The problem>
From the entries below, copy every line where the string "этого" appears.

Extracted records
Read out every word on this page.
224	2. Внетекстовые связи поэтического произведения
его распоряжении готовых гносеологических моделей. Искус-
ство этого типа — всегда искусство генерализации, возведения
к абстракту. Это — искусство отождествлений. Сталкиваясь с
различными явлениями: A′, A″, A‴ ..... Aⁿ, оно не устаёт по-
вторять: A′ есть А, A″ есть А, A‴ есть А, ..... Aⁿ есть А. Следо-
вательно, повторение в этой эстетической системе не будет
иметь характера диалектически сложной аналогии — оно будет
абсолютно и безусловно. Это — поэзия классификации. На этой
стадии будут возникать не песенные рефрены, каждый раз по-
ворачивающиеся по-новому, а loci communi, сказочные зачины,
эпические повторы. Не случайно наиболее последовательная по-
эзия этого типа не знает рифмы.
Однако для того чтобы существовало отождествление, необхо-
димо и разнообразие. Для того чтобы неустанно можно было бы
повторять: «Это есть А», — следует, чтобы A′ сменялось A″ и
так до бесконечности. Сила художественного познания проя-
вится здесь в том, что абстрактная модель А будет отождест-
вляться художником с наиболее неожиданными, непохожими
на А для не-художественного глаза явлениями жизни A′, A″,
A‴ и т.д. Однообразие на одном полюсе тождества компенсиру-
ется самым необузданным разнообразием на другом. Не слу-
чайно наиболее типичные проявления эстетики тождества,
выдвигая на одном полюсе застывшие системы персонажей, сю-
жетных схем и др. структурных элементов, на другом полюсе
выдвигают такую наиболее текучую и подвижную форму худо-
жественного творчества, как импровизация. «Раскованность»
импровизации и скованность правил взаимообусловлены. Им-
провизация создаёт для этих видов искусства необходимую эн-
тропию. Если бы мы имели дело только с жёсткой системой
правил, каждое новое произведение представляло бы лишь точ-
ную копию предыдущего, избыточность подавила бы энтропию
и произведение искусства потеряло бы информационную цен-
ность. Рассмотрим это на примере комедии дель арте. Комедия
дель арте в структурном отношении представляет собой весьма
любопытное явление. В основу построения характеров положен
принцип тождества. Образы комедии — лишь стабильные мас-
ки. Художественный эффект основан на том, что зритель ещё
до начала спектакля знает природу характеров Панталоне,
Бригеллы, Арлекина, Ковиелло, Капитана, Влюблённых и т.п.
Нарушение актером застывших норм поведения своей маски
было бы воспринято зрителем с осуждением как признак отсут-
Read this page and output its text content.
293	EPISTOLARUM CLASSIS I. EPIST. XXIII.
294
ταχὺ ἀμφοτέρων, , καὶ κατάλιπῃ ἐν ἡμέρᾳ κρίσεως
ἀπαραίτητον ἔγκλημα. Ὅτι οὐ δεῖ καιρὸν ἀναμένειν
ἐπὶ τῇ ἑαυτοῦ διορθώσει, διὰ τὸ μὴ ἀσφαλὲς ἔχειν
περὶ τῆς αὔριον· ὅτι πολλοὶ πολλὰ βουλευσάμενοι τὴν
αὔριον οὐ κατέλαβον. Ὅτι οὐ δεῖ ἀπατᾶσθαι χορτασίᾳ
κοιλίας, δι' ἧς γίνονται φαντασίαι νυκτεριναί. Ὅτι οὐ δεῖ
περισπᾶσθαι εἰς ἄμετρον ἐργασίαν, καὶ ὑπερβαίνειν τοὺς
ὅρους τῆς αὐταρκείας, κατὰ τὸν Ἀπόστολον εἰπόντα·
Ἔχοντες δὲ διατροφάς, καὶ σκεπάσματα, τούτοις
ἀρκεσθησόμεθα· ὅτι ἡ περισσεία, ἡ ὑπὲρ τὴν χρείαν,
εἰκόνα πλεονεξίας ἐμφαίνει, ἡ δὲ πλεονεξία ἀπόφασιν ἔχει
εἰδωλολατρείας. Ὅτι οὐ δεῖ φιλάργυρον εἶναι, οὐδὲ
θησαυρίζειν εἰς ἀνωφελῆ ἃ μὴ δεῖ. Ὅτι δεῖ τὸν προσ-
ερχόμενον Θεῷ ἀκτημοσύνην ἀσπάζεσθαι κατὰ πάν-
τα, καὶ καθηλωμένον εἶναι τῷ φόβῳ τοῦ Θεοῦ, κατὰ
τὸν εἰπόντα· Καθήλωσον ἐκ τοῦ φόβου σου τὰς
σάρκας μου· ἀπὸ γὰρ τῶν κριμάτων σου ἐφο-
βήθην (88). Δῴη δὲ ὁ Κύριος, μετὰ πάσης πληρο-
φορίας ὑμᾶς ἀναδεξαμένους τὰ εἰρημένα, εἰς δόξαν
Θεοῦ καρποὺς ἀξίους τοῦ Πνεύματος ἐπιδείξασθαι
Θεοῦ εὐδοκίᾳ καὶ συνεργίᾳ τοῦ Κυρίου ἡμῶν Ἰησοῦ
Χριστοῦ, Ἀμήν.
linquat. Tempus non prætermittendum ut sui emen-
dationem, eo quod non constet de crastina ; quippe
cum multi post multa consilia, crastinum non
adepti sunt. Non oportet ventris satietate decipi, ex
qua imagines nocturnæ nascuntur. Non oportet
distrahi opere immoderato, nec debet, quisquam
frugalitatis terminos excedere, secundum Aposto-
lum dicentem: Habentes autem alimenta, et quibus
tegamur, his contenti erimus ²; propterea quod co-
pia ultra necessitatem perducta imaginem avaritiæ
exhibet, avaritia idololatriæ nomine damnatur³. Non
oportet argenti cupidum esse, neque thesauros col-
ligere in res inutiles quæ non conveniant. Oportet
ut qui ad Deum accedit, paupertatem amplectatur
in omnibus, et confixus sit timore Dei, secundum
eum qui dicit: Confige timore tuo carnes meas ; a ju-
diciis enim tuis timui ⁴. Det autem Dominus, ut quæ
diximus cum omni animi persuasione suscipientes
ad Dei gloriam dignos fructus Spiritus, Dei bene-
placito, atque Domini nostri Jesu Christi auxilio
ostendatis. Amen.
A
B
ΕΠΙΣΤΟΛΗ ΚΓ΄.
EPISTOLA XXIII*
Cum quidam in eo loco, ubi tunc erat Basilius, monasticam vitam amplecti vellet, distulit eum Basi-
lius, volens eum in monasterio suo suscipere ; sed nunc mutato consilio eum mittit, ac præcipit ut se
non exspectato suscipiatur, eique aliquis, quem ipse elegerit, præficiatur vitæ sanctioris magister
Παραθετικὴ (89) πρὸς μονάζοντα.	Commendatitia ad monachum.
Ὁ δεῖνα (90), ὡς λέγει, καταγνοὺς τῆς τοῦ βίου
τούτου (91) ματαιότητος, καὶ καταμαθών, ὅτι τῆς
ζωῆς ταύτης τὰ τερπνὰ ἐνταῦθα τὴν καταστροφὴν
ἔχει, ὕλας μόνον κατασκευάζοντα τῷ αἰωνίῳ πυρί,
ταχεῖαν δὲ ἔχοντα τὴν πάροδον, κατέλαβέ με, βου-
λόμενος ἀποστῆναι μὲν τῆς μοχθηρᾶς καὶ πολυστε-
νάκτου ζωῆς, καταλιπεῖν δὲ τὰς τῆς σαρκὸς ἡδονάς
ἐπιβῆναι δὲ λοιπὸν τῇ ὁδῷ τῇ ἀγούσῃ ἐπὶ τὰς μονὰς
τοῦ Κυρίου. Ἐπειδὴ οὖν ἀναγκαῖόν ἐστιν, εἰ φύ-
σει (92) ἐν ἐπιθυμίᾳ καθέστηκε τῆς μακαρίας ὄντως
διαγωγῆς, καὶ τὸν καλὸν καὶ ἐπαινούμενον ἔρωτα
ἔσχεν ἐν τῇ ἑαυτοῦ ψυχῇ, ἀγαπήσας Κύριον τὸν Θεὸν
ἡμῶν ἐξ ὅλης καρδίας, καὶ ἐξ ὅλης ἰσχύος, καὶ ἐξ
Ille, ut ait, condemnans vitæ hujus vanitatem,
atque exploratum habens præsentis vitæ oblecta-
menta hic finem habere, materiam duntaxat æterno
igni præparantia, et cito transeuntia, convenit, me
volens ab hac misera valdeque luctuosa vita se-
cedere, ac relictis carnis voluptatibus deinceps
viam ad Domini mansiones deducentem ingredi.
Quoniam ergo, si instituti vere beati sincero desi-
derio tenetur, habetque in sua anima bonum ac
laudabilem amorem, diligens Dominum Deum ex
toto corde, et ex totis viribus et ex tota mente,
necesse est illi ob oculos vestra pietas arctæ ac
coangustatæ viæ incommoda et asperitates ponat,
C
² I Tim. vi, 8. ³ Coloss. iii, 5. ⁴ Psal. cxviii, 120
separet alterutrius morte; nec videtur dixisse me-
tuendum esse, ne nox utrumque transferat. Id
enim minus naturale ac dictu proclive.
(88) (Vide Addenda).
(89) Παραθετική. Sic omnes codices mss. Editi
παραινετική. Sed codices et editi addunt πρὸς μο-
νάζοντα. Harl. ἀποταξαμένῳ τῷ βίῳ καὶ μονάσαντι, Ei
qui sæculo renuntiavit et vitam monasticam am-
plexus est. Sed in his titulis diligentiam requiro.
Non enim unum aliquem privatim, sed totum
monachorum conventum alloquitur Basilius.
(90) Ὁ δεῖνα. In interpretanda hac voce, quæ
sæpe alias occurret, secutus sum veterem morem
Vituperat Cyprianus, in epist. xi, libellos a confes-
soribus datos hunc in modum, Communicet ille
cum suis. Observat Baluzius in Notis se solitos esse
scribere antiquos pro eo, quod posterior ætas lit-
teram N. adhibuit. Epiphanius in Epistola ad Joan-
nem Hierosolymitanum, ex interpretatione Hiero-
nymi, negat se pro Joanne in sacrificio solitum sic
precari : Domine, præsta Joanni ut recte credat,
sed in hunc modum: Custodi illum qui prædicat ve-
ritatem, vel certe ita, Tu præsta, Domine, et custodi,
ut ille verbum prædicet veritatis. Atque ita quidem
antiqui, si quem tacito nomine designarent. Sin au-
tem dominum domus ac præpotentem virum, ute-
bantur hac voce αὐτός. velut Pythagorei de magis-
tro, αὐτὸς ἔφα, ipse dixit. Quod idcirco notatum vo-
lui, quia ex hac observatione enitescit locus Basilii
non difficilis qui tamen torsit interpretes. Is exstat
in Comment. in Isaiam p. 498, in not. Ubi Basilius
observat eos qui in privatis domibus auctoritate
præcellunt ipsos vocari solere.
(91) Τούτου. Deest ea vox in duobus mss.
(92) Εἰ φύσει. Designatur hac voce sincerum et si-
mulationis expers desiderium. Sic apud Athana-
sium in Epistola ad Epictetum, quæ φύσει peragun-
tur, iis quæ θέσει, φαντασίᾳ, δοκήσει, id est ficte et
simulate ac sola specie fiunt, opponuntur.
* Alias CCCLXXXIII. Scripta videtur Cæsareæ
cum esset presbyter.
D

The solution>
ство этого типа — всегда искусство генерализации, возведения
эзия этого типа не знает рифмы.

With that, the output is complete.